## READING PASSAGE:
------------

Lenovo has announced a couple new Thinkpad Yoga convertible laptops at IFA. Mostly, they’ve got the kind of upgrades you’d expect: thinner, faster, lighter. But as it happens, the most exciting thing is the decades-old tech powering the Yoga’s new Wacom stylus.
Supercapacitors are kind of like batteries, insofar as both store electrical energy. But rather than taking hours to charge (or requiring a bulky, disposable alkaline cell), supercapacitors take seconds to juice up, and last for hours.
That’s how the stylus in the new Yogas work: rather than having a AAA battery, like you’d find in the stylus of the Microsoft Surface, the Yoga has a tiny capacitor. Touch it against the charging contacts inside the laptop itself, and you’ll be good to go for two to four hours.
Not only is this good for bragging rights—does your laptop have a supercapacitor?—but it also means that Lenovo can make that stylus tiny and easy to hold. It’s far more pen-like than just about any other active stylus. And did I mention you never have to change the battery?
The stylus comes integrated on two new Yogas: there’s 12” and 14” models, called the Yoga 260 and Yoga 460 respectively. The 260 has dropped 2mm and half a pound of weight compared to the previous ThinkPad Yoga, mostly thanks to switching exclusively to M.2 solid-state drives. There’s an option for 512GB of storage, but if you want a terabyte SSD, you have to jump up to the 14-inch 460. At 2.9 pounds and 18mm thick, the 12-inch Yoga 260 isn’t quite as svelte as Dell’s 2.6-pound XPS 13, but it’s pretty damn close.

------------

## ENTRIES SUPPLIED:
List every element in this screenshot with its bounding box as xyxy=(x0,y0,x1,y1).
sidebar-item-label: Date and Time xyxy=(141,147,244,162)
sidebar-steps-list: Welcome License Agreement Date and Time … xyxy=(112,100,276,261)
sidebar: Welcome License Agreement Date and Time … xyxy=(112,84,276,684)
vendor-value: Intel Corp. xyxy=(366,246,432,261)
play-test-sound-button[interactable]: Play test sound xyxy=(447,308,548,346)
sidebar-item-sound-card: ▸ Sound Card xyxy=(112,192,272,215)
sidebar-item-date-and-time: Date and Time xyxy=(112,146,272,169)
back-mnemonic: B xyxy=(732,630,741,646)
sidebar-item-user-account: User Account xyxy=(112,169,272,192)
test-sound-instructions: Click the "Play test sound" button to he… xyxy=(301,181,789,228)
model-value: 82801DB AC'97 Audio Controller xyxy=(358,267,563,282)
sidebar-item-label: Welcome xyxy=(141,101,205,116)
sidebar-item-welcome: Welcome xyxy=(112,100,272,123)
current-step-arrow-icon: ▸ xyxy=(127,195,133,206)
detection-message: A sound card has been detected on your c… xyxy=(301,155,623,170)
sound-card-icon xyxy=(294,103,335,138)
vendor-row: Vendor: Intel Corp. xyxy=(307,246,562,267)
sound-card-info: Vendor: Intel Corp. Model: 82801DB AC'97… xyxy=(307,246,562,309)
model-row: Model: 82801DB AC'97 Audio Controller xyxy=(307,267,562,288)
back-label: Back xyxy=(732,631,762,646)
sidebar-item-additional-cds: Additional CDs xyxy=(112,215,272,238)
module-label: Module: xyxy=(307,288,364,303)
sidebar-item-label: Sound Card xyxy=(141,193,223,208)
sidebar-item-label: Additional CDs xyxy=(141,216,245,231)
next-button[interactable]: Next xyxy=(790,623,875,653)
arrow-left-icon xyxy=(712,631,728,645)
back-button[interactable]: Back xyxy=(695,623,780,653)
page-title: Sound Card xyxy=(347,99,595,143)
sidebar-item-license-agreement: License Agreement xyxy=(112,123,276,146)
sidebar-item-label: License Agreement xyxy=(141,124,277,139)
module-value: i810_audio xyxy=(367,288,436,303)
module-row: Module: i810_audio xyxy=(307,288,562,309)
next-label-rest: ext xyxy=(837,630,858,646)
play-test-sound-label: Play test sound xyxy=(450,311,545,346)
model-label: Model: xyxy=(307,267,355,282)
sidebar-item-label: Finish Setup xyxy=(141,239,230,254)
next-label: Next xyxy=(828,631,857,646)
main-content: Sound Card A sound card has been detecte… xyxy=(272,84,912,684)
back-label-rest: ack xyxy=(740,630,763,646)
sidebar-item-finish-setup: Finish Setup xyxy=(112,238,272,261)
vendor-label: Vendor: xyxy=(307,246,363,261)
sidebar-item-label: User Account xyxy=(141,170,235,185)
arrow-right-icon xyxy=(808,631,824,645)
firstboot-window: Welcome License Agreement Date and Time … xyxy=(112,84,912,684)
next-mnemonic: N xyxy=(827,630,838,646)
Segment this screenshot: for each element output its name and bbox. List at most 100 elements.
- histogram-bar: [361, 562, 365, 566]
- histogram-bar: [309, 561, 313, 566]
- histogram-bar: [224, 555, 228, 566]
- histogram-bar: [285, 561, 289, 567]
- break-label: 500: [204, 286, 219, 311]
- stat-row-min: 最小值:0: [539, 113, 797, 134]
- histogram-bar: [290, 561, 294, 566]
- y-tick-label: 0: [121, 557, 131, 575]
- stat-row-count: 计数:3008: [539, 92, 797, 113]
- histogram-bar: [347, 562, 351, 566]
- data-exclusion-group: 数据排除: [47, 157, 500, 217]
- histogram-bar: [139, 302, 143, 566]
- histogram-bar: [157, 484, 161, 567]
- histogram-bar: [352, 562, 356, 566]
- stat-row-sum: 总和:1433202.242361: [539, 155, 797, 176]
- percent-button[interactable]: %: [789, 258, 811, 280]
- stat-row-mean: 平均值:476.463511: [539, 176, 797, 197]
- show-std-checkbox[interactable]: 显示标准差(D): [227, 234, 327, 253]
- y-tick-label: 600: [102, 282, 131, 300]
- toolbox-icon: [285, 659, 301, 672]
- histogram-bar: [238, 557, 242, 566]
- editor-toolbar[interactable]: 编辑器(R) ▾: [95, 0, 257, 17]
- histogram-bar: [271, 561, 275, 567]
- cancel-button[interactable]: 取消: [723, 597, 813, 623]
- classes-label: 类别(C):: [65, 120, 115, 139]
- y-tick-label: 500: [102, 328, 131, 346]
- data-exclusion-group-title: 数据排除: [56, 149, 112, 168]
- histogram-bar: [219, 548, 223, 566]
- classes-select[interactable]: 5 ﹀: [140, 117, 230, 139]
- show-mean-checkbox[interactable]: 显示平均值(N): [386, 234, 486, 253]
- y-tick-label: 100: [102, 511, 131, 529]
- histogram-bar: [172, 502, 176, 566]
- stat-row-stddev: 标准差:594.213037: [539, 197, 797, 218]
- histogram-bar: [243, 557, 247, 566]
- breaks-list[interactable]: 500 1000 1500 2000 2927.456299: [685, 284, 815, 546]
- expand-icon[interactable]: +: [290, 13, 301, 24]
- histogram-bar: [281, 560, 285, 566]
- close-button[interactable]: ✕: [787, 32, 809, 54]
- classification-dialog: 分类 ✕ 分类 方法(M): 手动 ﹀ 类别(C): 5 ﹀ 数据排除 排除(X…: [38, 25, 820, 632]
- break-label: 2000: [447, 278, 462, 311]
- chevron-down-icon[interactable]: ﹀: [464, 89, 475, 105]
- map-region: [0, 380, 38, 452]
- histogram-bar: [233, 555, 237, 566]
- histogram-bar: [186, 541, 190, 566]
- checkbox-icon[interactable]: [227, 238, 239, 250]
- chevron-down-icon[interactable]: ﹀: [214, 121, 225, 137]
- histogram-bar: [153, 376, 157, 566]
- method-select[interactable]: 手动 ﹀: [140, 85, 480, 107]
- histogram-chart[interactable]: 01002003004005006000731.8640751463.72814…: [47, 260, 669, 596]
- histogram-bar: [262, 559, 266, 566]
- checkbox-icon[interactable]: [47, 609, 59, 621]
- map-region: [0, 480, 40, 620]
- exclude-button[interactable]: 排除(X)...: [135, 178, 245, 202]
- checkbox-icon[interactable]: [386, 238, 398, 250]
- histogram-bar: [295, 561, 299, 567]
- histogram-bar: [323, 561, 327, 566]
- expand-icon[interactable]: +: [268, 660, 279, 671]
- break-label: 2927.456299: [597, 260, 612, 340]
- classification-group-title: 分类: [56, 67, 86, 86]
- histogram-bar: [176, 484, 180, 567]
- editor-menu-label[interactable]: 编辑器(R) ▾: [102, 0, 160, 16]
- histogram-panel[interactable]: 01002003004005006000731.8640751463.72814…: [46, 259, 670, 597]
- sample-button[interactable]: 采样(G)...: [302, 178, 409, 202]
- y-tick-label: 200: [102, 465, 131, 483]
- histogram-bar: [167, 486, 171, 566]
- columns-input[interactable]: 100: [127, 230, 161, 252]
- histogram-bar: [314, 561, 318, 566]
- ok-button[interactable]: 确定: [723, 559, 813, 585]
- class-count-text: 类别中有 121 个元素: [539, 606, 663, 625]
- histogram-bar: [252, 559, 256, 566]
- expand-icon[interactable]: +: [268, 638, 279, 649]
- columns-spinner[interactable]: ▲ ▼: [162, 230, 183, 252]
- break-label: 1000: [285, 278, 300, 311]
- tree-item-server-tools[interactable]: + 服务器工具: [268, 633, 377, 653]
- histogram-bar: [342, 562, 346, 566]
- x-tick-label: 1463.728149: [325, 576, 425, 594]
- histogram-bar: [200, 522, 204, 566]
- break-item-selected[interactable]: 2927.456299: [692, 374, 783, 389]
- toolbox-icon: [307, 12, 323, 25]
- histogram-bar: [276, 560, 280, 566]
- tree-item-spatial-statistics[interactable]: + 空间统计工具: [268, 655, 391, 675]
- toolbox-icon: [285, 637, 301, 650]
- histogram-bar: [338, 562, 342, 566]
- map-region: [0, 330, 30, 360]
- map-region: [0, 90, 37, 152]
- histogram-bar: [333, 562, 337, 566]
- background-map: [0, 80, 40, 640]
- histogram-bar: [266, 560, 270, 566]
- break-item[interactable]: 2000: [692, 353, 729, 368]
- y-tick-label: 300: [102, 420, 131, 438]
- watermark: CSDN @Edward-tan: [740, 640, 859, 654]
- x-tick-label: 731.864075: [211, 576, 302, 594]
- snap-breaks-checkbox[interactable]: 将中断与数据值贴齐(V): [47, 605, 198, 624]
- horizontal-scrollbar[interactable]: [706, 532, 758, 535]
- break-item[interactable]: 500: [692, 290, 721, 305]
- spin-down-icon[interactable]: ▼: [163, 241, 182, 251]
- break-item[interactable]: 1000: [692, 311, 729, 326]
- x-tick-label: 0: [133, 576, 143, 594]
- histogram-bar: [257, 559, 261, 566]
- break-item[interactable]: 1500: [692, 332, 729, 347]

------------

## PROBLEM SET:
[1] For each statement, say whether the ThinkPad Yoga article agrees with it (yes or no), and quote the text's deciding words exactly. (a) The stylus in the new Yogas runs on a AAA battery. (b) After charging, the stylus lasts two to four hours. (c) The 12-inch Yoga 260 can be ordered with a terabyte SSD.
[2] Retype the passage of the ThinkPad Yoga article that begins at the words "Lenovo has announced" and stops after the words "to four hours.".
The records are separate material, unrelated to the ThinkPad Yoga article.

## SOLVED PROBLEMS:
[1]
(a) No: "rather than having a AAA battery, like you’d find in the stylus of the Microsoft Surface, the Yoga has a tiny capacitor."
(b) Yes: "you’ll be good to go for two to four hours."
(c) No: "if you want a terabyte SSD, you have to jump up to the 14-inch 460."

[2]
Lenovo has announced a couple new Thinkpad Yoga convertible laptops at IFA. Mostly, they’ve got the kind of upgrades you’d expect: thinner, faster, lighter. But as it happens, the most exciting thing is the decades-old tech powering the Yoga’s new Wacom stylus.
Supercapacitors are kind of like batteries, insofar as both store electrical energy. But rather than taking hours to charge (or requiring a bulky, disposable alkaline cell), supercapacitors take seconds to juice up, and last for hours.
That’s how the stylus in the new Yogas work: rather than having a AAA battery, like you’d find in the stylus of the Microsoft Surface, the Yoga has a tiny capacitor. Touch it against the charging contacts inside the laptop itself, and you’ll be good to go for two to four hours.